> [Written task]
Reproduce each record below exactly as written.

[Saved entries]
□ □ □ □ □ □ □
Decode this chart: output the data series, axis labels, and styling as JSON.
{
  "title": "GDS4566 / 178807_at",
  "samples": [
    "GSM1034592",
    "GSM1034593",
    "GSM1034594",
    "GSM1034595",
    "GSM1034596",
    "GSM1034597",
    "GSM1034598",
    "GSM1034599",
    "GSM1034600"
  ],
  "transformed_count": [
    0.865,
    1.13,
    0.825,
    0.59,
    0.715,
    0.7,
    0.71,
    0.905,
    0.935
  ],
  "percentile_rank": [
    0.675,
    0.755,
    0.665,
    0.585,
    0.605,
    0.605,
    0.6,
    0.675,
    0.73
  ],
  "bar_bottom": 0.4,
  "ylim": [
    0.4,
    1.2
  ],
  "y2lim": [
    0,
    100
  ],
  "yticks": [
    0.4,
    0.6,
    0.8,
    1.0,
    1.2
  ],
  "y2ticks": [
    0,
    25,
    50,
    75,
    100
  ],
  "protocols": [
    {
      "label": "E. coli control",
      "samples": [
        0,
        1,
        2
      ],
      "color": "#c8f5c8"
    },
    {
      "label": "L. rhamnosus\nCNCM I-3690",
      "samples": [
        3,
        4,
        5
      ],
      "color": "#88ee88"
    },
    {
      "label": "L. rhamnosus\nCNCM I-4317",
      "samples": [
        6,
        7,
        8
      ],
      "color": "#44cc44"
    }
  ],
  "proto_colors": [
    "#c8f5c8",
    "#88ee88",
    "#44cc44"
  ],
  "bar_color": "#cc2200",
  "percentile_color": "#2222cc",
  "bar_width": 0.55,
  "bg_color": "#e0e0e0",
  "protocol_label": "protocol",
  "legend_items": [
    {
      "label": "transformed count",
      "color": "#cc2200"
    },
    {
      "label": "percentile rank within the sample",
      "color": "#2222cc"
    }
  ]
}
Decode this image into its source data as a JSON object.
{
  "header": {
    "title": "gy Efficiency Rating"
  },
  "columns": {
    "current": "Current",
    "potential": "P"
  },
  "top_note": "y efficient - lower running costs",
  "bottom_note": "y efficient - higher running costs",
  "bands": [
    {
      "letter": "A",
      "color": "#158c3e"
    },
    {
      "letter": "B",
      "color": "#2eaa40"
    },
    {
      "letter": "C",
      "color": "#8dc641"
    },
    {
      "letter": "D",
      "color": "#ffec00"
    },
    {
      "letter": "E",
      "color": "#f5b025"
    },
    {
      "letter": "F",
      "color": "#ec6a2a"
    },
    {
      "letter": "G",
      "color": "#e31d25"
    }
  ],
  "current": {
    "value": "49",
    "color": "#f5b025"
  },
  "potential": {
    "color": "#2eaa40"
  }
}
□ □ □ □ □ □ □
> [Solved problem]
Decode this chart: output the data series, axis labels, and styling as JSON.
{
  "title": "GDS4566 / 178807_at",
  "samples": [
    "GSM1034592",
    "GSM1034593",
    "GSM1034594",
    "GSM1034595",
    "GSM1034596",
    "GSM1034597",
    "GSM1034598",
    "GSM1034599",
    "GSM1034600"
  ],
  "transformed_count": [
    0.865,
    1.13,
    0.825,
    0.59,
    0.715,
    0.7,
    0.71,
    0.905,
    0.935
  ],
  "percentile_rank": [
    0.675,
    0.755,
    0.665,
    0.585,
    0.605,
    0.605,
    0.6,
    0.675,
    0.73
  ],
  "bar_bottom": 0.4,
  "ylim": [
    0.4,
    1.2
  ],
  "y2lim": [
    0,
    100
  ],
  "yticks": [
    0.4,
    0.6,
    0.8,
    1.0,
    1.2
  ],
  "y2ticks": [
    0,
    25,
    50,
    75,
    100
  ],
  "protocols": [
    {
      "label": "E. coli control",
      "samples": [
        0,
        1,
        2
      ],
      "color": "#c8f5c8"
    },
    {
      "label": "L. rhamnosus\nCNCM I-3690",
      "samples": [
        3,
        4,
        5
      ],
      "color": "#88ee88"
    },
    {
      "label": "L. rhamnosus\nCNCM I-4317",
      "samples": [
        6,
        7,
        8
      ],
      "color": "#44cc44"
    }
  ],
  "proto_colors": [
    "#c8f5c8",
    "#88ee88",
    "#44cc44"
  ],
  "bar_color": "#cc2200",
  "percentile_color": "#2222cc",
  "bar_width": 0.55,
  "bg_color": "#e0e0e0",
  "protocol_label": "protocol",
  "legend_items": [
    {
      "label": "transformed count",
      "color": "#cc2200"
    },
    {
      "label": "percentile rank within the sample",
      "color": "#2222cc"
    }
  ]
}
Decode this image into its source data as a JSON object.
{
  "header": {
    "title": "gy Efficiency Rating"
  },
  "columns": {
    "current": "Current",
    "potential": "P"
  },
  "top_note": "y efficient - lower running costs",
  "bottom_note": "y efficient - higher running costs",
  "bands": [
    {
      "letter": "A",
      "color": "#158c3e"
    },
    {
      "letter": "B",
      "color": "#2eaa40"
    },
    {
      "letter": "C",
      "color": "#8dc641"
    },
    {
      "letter": "D",
      "color": "#ffec00"
    },
    {
      "letter": "E",
      "color": "#f5b025"
    },
    {
      "letter": "F",
      "color": "#ec6a2a"
    },
    {
      "letter": "G",
      "color": "#e31d25"
    }
  ],
  "current": {
    "value": "49",
    "color": "#f5b025"
  },
  "potential": {
    "color": "#2eaa40"
  }
}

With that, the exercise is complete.